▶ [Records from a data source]
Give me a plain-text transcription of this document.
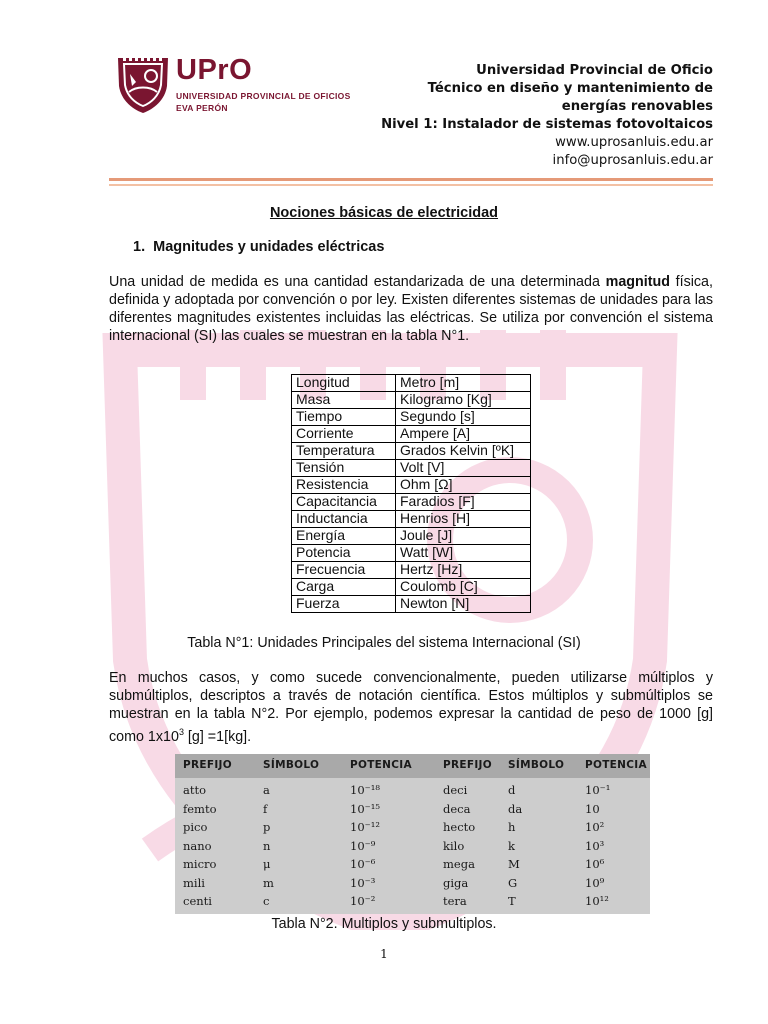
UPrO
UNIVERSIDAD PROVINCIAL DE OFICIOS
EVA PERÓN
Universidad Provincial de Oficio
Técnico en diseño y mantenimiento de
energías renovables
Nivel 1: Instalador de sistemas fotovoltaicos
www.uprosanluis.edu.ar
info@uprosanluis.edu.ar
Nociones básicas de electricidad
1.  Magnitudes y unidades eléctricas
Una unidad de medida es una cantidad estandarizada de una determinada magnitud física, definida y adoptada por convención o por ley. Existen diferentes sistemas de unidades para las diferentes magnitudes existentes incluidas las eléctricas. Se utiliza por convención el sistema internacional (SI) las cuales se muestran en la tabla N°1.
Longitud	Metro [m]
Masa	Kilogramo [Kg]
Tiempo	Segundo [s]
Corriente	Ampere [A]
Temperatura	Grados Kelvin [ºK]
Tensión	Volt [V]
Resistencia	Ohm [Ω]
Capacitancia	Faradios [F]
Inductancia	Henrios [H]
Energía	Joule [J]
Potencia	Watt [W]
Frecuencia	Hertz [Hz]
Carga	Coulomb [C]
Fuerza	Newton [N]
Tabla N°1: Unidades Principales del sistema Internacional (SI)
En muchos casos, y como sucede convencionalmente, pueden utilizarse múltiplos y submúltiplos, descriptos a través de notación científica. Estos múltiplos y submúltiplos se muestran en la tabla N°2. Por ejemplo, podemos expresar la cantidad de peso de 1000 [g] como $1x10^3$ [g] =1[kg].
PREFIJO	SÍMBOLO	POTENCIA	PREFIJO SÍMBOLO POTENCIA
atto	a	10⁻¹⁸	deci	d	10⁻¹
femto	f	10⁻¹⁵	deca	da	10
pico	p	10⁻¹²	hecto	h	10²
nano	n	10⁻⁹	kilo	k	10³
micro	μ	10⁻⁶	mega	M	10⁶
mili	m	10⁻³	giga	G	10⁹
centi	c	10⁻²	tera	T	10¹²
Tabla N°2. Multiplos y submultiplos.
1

▶ [DIRECTIONS FOR THIS TASK] Quote the material exactly. Pictures stay out.

▶ [ANSWER IN FULL]
Give me a plain-text transcription of this document.
UPrO
UNIVERSIDAD PROVINCIAL DE OFICIOS
EVA PERÓN
Universidad Provincial de Oficio
Técnico en diseño y mantenimiento de
energías renovables
Nivel 1: Instalador de sistemas fotovoltaicos
www.uprosanluis.edu.ar
info@uprosanluis.edu.ar
Nociones básicas de electricidad
1.  Magnitudes y unidades eléctricas
Una unidad de medida es una cantidad estandarizada de una determinada magnitud física, definida y adoptada por convención o por ley. Existen diferentes sistemas de unidades para las diferentes magnitudes existentes incluidas las eléctricas. Se utiliza por convención el sistema internacional (SI) las cuales se muestran en la tabla N°1.
Longitud	Metro [m]
Masa	Kilogramo [Kg]
Tiempo	Segundo [s]
Corriente	Ampere [A]
Temperatura	Grados Kelvin [ºK]
Tensión	Volt [V]
Resistencia	Ohm [Ω]
Capacitancia	Faradios [F]
Inductancia	Henrios [H]
Energía	Joule [J]
Potencia	Watt [W]
Frecuencia	Hertz [Hz]
Carga	Coulomb [C]
Fuerza	Newton [N]
Tabla N°1: Unidades Principales del sistema Internacional (SI)
En muchos casos, y como sucede convencionalmente, pueden utilizarse múltiplos y submúltiplos, descriptos a través de notación científica. Estos múltiplos y submúltiplos se muestran en la tabla N°2. Por ejemplo, podemos expresar la cantidad de peso de 1000 [g] como $1x10^3$ [g] =1[kg].
PREFIJO	SÍMBOLO	POTENCIA	PREFIJO SÍMBOLO POTENCIA
atto	a	10⁻¹⁸	deci	d	10⁻¹
femto	f	10⁻¹⁵	deca	da	10
pico	p	10⁻¹²	hecto	h	10²
nano	n	10⁻⁹	kilo	k	10³
micro	μ	10⁻⁶	mega	M	10⁶
mili	m	10⁻³	giga	G	10⁹
centi	c	10⁻²	tera	T	10¹²
Tabla N°2. Multiplos y submultiplos.
1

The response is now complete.